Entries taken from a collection
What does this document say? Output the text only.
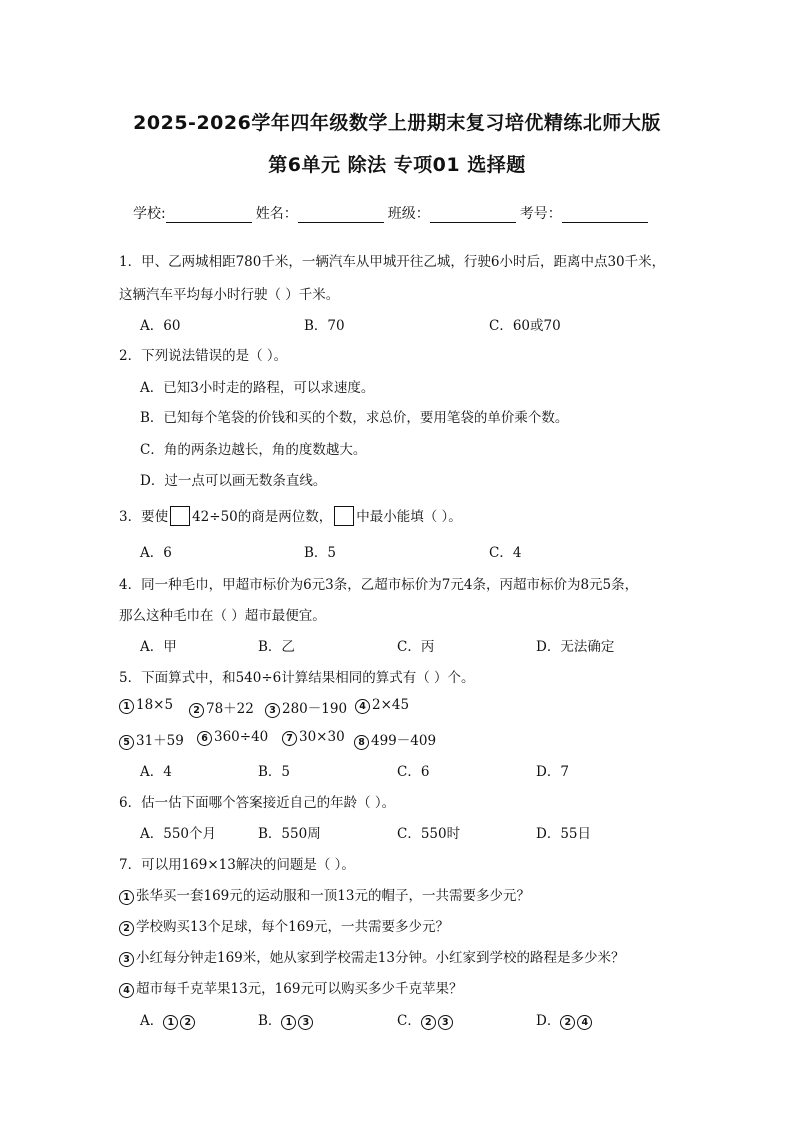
2025-2026学年四年级数学上册期末复习培优精练北师大版
第6单元 除法 专项01 选择题
学校:	姓名：	班级：	考号：
1．甲、乙两城相距780千米，一辆汽车从甲城开往乙城，行驶6小时后，距离中点30千米，
这辆汽车平均每小时行驶（ ）千米。
A．60	B．70	C．60或70
2．下列说法错误的是（ ）。
A．已知3小时走的路程，可以求速度。
B．已知每个笔袋的价钱和买的个数，求总价，要用笔袋的单价乘个数。
C．角的两条边越长，角的度数越大。
D．过一点可以画无数条直线。
3．要使 42÷50的商是两位数， 中最小能填（ ）。
A．6	B．5	C．4
4．同一种毛巾，甲超市标价为6元3条，乙超市标价为7元4条，丙超市标价为8元5条，
那么这种毛巾在（ ）超市最便宜。
A．甲	B．乙	C．丙	D．无法确定
5．下面算式中，和540÷6计算结果相同的算式有（ ）个。
1 18×5	2 78＋22	3 280－190	4 2×45
5 31＋59	6 360÷40	7 30×30	8 499－409
A．4	B．5	C．6	D．7
6．估一估下面哪个答案接近自己的年龄（ ）。
A．550个月	B．550周	C．550时	D．55日
7．可以用169×13解决的问题是（ ）。
1 张华买一套169元的运动服和一顶13元的帽子，一共需要多少元？
2 学校购买13个足球，每个169元，一共需要多少元？
3 小红每分钟走169米，她从家到学校需走13分钟。小红家到学校的路程是多少米？
4 超市每千克苹果13元，169元可以购买多少千克苹果？
A． 1 2	B． 1 3	C． 2 3	D． 2 4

• [Brief]: In the material above, find the lines that contain "一共需要多少元" and show them.

• [Full solution]:
1 张华买一套169元的运动服和一顶13元的帽子，一共需要多少元？
2 学校购买13个足球，每个169元，一共需要多少元？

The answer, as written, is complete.